[Task] Locate each line in the records below that contains the string "heading", and copy every such line in full. Case counts, so treat capital and lowercase letters as different.

[Raw records]
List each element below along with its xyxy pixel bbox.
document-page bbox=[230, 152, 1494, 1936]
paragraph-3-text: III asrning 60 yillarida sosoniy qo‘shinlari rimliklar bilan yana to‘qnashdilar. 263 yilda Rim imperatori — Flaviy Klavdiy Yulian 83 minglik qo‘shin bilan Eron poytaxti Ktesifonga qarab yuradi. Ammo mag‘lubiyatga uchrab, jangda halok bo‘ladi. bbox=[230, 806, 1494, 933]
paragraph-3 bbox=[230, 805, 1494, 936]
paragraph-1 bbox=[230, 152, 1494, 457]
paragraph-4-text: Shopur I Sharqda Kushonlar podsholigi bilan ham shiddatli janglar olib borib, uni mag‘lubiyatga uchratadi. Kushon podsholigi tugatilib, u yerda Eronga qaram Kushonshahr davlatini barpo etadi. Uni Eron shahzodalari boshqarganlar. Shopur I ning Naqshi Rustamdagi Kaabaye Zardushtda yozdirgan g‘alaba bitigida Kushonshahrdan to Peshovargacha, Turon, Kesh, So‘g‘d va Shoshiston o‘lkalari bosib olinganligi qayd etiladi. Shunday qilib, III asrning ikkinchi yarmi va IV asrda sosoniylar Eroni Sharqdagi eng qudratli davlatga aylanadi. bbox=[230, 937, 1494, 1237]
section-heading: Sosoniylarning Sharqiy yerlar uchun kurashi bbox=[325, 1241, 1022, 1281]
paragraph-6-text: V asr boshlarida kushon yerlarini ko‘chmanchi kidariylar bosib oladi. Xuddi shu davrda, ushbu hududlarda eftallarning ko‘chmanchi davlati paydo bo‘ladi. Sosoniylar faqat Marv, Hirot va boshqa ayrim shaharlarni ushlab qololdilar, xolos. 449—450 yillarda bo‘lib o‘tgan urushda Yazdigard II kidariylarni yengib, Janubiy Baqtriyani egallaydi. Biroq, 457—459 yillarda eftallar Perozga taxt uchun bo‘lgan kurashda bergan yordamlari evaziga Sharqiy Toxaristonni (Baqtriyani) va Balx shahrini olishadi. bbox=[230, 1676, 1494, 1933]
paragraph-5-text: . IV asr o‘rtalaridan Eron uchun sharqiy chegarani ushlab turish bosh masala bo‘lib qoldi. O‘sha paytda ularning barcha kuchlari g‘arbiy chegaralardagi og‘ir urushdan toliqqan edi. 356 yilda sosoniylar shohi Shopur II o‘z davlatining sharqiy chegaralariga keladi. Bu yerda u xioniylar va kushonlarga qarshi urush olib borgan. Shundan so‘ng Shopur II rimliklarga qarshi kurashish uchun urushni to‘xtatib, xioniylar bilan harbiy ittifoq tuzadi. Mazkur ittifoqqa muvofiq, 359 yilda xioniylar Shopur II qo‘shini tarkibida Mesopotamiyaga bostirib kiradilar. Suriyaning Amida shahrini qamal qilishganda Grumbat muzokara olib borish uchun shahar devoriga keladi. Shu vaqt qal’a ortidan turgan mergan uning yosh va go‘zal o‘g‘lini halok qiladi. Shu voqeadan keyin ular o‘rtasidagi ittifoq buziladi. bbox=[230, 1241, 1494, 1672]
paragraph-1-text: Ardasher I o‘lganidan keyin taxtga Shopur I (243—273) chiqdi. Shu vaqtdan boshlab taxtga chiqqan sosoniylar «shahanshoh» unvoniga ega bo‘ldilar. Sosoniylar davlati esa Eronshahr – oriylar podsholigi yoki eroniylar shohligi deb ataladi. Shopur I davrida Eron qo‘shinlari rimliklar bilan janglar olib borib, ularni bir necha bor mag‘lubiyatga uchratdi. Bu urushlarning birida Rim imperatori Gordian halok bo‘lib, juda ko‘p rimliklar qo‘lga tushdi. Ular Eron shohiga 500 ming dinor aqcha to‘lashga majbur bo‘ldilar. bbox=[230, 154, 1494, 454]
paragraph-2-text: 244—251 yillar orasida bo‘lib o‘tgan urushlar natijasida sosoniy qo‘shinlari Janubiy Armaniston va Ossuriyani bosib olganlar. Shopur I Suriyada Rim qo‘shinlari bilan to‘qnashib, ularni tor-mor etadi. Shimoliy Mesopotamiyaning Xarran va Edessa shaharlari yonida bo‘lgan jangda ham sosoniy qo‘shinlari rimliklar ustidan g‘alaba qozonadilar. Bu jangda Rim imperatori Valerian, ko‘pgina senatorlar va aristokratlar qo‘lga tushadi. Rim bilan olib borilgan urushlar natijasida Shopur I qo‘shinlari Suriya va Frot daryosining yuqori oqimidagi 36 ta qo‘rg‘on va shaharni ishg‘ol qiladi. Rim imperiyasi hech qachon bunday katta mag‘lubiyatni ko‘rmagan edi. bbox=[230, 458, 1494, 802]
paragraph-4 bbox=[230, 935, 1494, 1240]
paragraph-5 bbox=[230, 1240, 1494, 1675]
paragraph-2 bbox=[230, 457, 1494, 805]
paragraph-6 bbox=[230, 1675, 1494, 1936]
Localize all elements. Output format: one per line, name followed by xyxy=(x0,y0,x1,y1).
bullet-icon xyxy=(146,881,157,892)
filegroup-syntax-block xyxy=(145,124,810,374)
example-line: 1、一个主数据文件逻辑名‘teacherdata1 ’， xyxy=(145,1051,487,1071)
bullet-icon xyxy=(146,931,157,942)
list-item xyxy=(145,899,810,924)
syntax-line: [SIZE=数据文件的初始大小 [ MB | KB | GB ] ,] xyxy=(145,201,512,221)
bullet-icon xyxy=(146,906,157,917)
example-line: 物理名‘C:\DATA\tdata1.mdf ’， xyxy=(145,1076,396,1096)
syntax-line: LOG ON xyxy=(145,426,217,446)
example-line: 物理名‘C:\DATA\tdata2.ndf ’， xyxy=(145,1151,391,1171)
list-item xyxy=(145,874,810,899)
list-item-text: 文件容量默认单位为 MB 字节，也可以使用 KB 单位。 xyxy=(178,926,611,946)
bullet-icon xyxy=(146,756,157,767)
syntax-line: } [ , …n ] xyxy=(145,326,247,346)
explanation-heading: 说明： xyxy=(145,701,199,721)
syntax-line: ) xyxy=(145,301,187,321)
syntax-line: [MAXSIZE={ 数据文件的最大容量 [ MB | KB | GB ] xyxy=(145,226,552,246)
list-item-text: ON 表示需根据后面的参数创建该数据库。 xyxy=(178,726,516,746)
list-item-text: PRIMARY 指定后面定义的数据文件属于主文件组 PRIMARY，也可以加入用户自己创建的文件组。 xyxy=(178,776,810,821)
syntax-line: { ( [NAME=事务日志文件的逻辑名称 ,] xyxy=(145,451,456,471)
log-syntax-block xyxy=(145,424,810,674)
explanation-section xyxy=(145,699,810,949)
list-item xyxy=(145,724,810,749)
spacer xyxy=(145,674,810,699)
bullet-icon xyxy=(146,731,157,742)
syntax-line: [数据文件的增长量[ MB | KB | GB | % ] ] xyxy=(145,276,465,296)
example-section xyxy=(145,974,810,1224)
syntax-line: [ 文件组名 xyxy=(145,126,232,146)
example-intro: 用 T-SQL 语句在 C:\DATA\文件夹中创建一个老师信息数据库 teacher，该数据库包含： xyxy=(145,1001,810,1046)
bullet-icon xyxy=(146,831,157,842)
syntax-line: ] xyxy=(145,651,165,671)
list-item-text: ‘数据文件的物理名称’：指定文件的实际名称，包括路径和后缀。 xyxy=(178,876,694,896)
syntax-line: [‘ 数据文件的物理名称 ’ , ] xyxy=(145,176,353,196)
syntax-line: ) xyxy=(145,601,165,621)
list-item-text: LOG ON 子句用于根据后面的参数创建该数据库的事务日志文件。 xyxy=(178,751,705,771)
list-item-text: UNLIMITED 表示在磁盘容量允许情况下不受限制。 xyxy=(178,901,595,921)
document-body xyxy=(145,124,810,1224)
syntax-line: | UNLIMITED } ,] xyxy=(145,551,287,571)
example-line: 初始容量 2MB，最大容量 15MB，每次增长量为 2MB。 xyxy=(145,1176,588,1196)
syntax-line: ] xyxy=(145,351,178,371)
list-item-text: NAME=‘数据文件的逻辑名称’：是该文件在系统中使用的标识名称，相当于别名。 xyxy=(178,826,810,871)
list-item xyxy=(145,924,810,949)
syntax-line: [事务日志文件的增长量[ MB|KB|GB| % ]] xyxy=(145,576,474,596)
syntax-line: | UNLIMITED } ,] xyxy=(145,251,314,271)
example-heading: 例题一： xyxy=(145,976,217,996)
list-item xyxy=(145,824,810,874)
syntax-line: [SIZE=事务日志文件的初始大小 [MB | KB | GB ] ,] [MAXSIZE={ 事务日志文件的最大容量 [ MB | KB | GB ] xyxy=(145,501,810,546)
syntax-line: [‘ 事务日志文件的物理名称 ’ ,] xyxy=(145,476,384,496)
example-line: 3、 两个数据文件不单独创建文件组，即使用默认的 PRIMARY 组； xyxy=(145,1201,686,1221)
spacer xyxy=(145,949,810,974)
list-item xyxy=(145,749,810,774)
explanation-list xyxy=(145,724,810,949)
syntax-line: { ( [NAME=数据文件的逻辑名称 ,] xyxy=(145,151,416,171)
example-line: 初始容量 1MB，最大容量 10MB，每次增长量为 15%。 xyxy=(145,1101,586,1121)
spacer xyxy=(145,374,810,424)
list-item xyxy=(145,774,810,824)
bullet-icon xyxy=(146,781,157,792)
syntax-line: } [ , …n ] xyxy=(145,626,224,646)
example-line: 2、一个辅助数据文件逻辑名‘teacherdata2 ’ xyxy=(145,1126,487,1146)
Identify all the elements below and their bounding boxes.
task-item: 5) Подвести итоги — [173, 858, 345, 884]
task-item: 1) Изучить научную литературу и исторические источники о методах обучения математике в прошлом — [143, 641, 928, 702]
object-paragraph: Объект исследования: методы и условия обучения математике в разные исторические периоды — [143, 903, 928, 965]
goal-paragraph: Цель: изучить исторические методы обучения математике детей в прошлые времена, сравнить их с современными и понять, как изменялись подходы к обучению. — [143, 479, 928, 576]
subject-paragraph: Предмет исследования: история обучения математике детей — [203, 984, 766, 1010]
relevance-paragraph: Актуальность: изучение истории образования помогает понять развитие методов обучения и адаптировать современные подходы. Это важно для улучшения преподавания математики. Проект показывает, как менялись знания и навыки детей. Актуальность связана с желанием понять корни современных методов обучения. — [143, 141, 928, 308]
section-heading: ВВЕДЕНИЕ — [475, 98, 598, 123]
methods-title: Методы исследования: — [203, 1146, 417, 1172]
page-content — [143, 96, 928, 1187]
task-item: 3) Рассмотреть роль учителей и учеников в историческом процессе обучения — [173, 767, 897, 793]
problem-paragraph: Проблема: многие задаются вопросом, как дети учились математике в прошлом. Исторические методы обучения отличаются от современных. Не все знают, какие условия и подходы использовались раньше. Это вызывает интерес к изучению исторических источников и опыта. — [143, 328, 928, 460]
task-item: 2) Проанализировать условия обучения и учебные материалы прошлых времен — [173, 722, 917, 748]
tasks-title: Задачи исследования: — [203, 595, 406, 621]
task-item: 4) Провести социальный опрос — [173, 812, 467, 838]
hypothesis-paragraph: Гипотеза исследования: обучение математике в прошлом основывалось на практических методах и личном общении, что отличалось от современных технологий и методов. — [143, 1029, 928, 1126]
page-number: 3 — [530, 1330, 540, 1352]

[Result of this task]
section-heading: Sosoniylarning Sharqiy yerlar uchun kurashi bbox=[325, 1241, 1022, 1281]
explanation-heading: 说明： xyxy=(145,701,199,721)
example-heading: 例题一： xyxy=(145,976,217,996)
section-heading: ВВЕДЕНИЕ — [475, 98, 598, 123]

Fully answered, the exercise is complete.